◆ **Problem details**
Show every line in the records below that contains the word "Evaluate".

◆ **Input data**
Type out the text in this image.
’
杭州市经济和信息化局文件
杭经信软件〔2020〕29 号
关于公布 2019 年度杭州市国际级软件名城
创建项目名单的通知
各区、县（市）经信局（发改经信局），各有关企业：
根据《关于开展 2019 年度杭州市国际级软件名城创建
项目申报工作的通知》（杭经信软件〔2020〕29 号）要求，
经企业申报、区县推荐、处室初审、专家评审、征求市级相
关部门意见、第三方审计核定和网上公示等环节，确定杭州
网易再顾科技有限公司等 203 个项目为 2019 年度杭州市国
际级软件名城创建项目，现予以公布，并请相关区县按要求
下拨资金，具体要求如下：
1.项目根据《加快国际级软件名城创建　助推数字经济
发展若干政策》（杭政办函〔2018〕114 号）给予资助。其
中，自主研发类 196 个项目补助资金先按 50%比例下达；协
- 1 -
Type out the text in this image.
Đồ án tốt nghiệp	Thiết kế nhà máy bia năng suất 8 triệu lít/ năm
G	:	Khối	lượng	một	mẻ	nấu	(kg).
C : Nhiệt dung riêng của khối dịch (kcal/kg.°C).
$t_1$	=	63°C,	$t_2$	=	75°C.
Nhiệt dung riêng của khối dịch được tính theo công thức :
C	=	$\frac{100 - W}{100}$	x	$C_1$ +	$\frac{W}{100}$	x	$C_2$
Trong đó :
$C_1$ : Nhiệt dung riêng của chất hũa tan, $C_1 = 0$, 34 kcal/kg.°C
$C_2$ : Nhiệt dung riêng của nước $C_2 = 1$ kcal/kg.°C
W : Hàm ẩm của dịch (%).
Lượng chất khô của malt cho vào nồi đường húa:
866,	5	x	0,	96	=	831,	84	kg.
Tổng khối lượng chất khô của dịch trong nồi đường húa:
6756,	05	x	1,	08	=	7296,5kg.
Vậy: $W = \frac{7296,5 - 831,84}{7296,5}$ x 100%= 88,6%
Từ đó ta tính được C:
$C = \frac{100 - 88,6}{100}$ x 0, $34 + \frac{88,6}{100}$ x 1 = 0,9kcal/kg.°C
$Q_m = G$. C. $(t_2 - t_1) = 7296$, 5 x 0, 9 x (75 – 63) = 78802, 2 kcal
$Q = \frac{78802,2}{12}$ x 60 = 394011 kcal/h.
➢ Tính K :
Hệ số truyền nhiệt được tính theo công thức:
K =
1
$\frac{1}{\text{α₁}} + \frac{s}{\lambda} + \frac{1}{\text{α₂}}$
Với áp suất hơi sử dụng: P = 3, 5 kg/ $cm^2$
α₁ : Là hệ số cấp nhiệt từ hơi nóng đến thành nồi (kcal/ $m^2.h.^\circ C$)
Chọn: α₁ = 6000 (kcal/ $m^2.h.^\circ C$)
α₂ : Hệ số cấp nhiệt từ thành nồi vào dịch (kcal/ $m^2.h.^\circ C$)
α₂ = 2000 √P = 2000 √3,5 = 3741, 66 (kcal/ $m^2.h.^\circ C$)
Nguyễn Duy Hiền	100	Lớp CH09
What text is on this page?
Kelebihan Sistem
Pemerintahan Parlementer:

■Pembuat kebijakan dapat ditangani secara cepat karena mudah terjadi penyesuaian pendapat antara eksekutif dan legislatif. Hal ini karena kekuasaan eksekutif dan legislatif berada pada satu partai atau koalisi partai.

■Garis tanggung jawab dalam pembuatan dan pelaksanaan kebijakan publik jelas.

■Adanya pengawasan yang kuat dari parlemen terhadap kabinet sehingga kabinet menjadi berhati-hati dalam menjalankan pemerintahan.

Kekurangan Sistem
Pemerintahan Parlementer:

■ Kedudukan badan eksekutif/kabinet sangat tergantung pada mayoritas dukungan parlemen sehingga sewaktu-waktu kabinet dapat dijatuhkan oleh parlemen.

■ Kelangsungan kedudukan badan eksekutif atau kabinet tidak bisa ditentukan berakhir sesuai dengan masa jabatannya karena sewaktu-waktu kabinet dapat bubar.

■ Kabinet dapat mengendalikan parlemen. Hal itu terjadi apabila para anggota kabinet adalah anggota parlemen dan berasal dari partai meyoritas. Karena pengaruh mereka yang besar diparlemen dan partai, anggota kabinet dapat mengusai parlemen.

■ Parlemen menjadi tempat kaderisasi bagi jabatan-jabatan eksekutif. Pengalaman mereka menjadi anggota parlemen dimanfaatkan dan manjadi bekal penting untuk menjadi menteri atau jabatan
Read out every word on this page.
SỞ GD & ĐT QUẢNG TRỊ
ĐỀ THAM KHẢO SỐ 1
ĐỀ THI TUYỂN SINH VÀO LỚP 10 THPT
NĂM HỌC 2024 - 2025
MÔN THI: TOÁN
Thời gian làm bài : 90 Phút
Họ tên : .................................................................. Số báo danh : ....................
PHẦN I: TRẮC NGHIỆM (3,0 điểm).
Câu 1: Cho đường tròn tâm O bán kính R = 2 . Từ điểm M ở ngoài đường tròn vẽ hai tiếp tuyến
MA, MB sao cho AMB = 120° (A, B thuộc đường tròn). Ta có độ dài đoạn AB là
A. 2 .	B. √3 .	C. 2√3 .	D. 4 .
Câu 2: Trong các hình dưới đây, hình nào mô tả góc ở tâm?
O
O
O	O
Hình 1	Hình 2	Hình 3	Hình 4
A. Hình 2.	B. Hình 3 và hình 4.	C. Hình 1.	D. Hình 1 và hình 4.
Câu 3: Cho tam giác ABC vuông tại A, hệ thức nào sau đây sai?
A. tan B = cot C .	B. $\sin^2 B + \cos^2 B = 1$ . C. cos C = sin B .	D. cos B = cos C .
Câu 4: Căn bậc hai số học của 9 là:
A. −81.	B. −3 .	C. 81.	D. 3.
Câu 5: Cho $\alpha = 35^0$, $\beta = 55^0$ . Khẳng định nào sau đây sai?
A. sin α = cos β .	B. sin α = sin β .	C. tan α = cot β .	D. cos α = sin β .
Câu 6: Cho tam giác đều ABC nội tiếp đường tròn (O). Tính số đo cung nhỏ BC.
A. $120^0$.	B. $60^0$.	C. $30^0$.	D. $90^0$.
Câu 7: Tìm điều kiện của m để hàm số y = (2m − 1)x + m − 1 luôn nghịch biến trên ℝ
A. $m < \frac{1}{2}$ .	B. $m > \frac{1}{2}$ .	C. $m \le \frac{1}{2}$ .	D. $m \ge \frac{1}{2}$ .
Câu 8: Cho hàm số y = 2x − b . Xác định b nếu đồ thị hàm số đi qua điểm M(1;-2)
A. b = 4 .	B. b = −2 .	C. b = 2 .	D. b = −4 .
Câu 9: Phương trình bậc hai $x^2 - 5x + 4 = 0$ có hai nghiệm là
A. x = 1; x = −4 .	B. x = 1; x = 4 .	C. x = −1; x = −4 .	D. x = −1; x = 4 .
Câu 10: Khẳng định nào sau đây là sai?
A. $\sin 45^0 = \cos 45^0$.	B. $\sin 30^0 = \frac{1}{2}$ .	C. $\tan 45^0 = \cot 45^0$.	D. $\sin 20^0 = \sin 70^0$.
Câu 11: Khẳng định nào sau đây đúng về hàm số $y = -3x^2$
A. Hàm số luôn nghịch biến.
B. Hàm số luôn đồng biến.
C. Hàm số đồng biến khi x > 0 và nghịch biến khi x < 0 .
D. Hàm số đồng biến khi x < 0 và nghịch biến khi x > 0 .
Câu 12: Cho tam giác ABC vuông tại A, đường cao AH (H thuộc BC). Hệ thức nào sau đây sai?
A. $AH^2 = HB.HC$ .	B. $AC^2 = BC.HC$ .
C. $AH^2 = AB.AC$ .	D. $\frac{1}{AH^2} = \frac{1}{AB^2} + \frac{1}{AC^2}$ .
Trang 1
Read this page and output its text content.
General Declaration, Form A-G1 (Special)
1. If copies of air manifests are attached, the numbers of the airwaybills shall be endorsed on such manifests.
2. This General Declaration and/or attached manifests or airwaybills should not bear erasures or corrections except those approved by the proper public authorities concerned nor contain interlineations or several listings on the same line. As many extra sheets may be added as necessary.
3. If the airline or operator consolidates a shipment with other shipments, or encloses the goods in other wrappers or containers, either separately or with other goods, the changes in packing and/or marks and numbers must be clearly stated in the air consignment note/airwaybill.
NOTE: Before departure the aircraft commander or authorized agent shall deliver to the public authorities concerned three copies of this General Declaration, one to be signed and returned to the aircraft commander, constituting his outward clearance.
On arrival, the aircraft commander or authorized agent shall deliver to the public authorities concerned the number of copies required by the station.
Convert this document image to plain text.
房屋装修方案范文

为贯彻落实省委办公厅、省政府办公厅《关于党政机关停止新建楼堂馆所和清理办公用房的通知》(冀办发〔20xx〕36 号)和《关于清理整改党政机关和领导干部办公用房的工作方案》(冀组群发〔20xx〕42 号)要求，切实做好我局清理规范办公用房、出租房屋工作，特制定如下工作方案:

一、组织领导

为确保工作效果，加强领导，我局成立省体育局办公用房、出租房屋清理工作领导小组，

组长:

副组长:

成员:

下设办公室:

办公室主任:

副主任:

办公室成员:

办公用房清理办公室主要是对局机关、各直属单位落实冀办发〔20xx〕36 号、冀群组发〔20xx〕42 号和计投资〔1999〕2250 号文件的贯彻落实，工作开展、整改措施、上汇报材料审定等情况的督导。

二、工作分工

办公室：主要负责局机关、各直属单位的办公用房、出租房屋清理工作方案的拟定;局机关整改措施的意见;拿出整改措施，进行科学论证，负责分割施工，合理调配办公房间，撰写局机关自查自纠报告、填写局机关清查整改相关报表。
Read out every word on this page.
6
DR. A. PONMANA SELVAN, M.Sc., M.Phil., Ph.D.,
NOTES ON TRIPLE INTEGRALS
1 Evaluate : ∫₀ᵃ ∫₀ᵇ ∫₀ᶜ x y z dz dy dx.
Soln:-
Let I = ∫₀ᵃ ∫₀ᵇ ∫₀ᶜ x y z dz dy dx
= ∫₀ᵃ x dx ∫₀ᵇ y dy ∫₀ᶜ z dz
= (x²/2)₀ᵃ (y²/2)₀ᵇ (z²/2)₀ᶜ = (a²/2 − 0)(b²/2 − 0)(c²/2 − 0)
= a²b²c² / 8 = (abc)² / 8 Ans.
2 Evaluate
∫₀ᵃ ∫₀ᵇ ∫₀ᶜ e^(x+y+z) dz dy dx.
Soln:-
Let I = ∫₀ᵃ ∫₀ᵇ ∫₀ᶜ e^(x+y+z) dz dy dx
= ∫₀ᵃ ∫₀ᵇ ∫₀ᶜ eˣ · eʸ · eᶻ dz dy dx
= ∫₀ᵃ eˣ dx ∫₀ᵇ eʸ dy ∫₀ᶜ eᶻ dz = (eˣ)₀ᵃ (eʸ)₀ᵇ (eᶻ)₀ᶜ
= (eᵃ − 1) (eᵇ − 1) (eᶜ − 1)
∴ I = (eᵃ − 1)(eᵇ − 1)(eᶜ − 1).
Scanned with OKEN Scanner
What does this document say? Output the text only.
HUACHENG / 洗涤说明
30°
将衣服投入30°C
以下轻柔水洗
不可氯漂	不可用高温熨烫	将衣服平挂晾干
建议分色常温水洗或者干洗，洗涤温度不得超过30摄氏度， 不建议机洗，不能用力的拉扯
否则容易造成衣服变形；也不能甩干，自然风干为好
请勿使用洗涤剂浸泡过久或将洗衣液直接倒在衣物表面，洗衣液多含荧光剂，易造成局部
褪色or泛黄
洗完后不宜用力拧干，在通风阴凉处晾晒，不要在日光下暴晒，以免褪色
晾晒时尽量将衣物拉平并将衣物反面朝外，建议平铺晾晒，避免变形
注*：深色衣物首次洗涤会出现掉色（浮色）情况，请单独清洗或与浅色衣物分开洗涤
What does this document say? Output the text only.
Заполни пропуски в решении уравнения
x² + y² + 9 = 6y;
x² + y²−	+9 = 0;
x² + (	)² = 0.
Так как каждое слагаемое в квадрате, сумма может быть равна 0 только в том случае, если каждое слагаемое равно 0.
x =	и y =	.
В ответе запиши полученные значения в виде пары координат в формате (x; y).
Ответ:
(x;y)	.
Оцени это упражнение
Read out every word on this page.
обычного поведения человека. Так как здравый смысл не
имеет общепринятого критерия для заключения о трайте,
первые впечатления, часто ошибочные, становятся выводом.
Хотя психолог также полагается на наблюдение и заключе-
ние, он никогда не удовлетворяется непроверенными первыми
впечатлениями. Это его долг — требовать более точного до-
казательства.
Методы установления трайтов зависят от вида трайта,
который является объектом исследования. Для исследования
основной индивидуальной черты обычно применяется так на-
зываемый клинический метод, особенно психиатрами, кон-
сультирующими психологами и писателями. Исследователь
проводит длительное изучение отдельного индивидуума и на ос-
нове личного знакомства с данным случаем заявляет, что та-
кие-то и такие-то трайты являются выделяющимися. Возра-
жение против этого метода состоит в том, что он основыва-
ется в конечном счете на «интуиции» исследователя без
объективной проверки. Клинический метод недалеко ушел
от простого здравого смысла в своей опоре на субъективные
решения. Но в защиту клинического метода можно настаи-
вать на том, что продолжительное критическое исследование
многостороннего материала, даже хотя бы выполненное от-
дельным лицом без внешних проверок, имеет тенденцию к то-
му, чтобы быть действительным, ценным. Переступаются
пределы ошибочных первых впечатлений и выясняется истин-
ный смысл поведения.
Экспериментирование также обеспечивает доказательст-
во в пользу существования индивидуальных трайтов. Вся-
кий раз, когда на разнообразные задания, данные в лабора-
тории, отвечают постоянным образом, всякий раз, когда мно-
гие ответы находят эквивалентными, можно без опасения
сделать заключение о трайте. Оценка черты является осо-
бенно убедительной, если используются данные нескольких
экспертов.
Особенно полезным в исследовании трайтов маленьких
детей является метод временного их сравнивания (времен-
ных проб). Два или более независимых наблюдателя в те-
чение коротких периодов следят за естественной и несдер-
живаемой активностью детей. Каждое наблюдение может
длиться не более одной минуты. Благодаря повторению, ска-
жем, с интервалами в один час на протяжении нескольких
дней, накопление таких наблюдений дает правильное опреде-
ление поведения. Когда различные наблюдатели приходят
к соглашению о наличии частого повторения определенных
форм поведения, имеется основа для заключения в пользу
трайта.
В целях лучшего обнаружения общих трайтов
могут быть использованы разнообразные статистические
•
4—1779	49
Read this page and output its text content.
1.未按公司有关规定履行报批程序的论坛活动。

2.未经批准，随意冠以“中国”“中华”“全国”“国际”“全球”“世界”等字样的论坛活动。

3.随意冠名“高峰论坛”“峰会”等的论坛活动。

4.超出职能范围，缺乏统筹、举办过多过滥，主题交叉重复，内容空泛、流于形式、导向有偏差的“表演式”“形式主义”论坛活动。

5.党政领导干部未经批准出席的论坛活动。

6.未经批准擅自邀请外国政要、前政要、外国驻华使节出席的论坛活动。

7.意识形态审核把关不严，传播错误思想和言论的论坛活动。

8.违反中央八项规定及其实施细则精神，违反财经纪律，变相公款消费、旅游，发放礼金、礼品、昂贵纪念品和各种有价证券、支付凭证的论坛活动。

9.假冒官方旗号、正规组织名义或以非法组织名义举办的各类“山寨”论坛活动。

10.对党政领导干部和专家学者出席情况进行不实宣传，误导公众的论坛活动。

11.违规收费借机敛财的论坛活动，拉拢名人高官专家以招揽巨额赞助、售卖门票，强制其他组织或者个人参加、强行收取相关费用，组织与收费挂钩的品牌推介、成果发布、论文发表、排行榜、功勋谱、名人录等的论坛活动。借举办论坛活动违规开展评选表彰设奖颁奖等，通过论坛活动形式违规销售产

◆ **Written solution**
1 Evaluate : ∫₀ᵃ ∫₀ᵇ ∫₀ᶜ x y z dz dy dx.
2 Evaluate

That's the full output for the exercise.